### [Objective]
The exercise asks for every line of the data to be reproduced exactly.

Extracted records
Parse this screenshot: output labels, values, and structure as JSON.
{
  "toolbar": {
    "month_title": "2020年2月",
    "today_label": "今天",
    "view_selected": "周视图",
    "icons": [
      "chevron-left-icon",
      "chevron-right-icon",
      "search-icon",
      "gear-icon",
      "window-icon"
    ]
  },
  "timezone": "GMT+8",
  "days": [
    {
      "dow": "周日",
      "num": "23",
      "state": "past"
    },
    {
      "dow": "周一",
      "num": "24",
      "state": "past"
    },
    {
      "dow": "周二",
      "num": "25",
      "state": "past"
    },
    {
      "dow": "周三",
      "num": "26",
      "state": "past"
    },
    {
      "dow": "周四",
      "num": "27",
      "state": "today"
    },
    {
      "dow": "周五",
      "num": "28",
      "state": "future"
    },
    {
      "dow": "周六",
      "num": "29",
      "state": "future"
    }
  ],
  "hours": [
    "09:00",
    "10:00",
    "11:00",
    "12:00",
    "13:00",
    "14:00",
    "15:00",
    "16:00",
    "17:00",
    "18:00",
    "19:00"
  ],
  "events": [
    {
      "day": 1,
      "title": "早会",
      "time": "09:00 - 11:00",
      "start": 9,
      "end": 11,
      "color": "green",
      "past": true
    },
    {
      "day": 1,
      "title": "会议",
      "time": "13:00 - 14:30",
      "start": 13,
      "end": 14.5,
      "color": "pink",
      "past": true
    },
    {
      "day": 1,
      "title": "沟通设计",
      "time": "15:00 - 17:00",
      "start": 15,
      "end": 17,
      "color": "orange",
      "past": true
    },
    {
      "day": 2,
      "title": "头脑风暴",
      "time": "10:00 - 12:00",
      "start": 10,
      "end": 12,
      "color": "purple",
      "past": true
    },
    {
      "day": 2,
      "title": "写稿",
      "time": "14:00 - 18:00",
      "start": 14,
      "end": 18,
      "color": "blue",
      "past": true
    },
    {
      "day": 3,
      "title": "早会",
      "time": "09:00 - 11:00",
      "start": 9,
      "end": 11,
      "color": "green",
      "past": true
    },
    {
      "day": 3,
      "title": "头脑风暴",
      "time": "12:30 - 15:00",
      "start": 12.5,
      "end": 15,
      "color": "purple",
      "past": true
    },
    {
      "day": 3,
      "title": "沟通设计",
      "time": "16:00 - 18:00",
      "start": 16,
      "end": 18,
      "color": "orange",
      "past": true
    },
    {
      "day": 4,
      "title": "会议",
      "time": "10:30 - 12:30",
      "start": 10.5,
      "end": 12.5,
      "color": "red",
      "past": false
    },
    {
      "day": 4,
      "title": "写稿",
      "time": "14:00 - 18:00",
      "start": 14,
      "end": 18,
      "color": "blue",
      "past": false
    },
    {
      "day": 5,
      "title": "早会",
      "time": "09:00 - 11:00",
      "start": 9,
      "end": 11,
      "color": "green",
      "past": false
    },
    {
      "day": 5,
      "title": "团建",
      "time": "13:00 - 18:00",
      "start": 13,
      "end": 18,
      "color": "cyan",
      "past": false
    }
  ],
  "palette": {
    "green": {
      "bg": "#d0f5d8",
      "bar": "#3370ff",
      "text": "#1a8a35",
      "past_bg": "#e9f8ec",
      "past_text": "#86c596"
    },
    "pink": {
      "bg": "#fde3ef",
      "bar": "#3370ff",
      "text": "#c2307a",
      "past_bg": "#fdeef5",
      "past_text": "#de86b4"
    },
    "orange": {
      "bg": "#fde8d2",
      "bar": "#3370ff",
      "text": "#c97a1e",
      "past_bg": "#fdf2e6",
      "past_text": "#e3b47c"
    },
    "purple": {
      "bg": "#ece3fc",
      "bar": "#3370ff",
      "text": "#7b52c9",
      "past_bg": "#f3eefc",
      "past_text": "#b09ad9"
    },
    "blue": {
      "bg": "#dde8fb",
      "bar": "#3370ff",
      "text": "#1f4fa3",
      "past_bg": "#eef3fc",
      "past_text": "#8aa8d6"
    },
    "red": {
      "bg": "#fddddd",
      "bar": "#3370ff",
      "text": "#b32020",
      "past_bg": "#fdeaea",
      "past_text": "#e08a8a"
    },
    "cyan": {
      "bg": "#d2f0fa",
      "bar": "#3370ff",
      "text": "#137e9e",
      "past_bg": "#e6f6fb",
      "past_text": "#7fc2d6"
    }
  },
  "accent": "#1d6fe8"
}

### [Result of this task]
Parse this screenshot: output labels, values, and structure as JSON.
{
  "toolbar": {
    "month_title": "2020年2月",
    "today_label": "今天",
    "view_selected": "周视图",
    "icons": [
      "chevron-left-icon",
      "chevron-right-icon",
      "search-icon",
      "gear-icon",
      "window-icon"
    ]
  },
  "timezone": "GMT+8",
  "days": [
    {
      "dow": "周日",
      "num": "23",
      "state": "past"
    },
    {
      "dow": "周一",
      "num": "24",
      "state": "past"
    },
    {
      "dow": "周二",
      "num": "25",
      "state": "past"
    },
    {
      "dow": "周三",
      "num": "26",
      "state": "past"
    },
    {
      "dow": "周四",
      "num": "27",
      "state": "today"
    },
    {
      "dow": "周五",
      "num": "28",
      "state": "future"
    },
    {
      "dow": "周六",
      "num": "29",
      "state": "future"
    }
  ],
  "hours": [
    "09:00",
    "10:00",
    "11:00",
    "12:00",
    "13:00",
    "14:00",
    "15:00",
    "16:00",
    "17:00",
    "18:00",
    "19:00"
  ],
  "events": [
    {
      "day": 1,
      "title": "早会",
      "time": "09:00 - 11:00",
      "start": 9,
      "end": 11,
      "color": "green",
      "past": true
    },
    {
      "day": 1,
      "title": "会议",
      "time": "13:00 - 14:30",
      "start": 13,
      "end": 14.5,
      "color": "pink",
      "past": true
    },
    {
      "day": 1,
      "title": "沟通设计",
      "time": "15:00 - 17:00",
      "start": 15,
      "end": 17,
      "color": "orange",
      "past": true
    },
    {
      "day": 2,
      "title": "头脑风暴",
      "time": "10:00 - 12:00",
      "start": 10,
      "end": 12,
      "color": "purple",
      "past": true
    },
    {
      "day": 2,
      "title": "写稿",
      "time": "14:00 - 18:00",
      "start": 14,
      "end": 18,
      "color": "blue",
      "past": true
    },
    {
      "day": 3,
      "title": "早会",
      "time": "09:00 - 11:00",
      "start": 9,
      "end": 11,
      "color": "green",
      "past": true
    },
    {
      "day": 3,
      "title": "头脑风暴",
      "time": "12:30 - 15:00",
      "start": 12.5,
      "end": 15,
      "color": "purple",
      "past": true
    },
    {
      "day": 3,
      "title": "沟通设计",
      "time": "16:00 - 18:00",
      "start": 16,
      "end": 18,
      "color": "orange",
      "past": true
    },
    {
      "day": 4,
      "title": "会议",
      "time": "10:30 - 12:30",
      "start": 10.5,
      "end": 12.5,
      "color": "red",
      "past": false
    },
    {
      "day": 4,
      "title": "写稿",
      "time": "14:00 - 18:00",
      "start": 14,
      "end": 18,
      "color": "blue",
      "past": false
    },
    {
      "day": 5,
      "title": "早会",
      "time": "09:00 - 11:00",
      "start": 9,
      "end": 11,
      "color": "green",
      "past": false
    },
    {
      "day": 5,
      "title": "团建",
      "time": "13:00 - 18:00",
      "start": 13,
      "end": 18,
      "color": "cyan",
      "past": false
    }
  ],
  "palette": {
    "green": {
      "bg": "#d0f5d8",
      "bar": "#3370ff",
      "text": "#1a8a35",
      "past_bg": "#e9f8ec",
      "past_text": "#86c596"
    },
    "pink": {
      "bg": "#fde3ef",
      "bar": "#3370ff",
      "text": "#c2307a",
      "past_bg": "#fdeef5",
      "past_text": "#de86b4"
    },
    "orange": {
      "bg": "#fde8d2",
      "bar": "#3370ff",
      "text": "#c97a1e",
      "past_bg": "#fdf2e6",
      "past_text": "#e3b47c"
    },
    "purple": {
      "bg": "#ece3fc",
      "bar": "#3370ff",
      "text": "#7b52c9",
      "past_bg": "#f3eefc",
      "past_text": "#b09ad9"
    },
    "blue": {
      "bg": "#dde8fb",
      "bar": "#3370ff",
      "text": "#1f4fa3",
      "past_bg": "#eef3fc",
      "past_text": "#8aa8d6"
    },
    "red": {
      "bg": "#fddddd",
      "bar": "#3370ff",
      "text": "#b32020",
      "past_bg": "#fdeaea",
      "past_text": "#e08a8a"
    },
    "cyan": {
      "bg": "#d2f0fa",
      "bar": "#3370ff",
      "text": "#137e9e",
      "past_bg": "#e6f6fb",
      "past_text": "#7fc2d6"
    }
  },
  "accent": "#1d6fe8"
}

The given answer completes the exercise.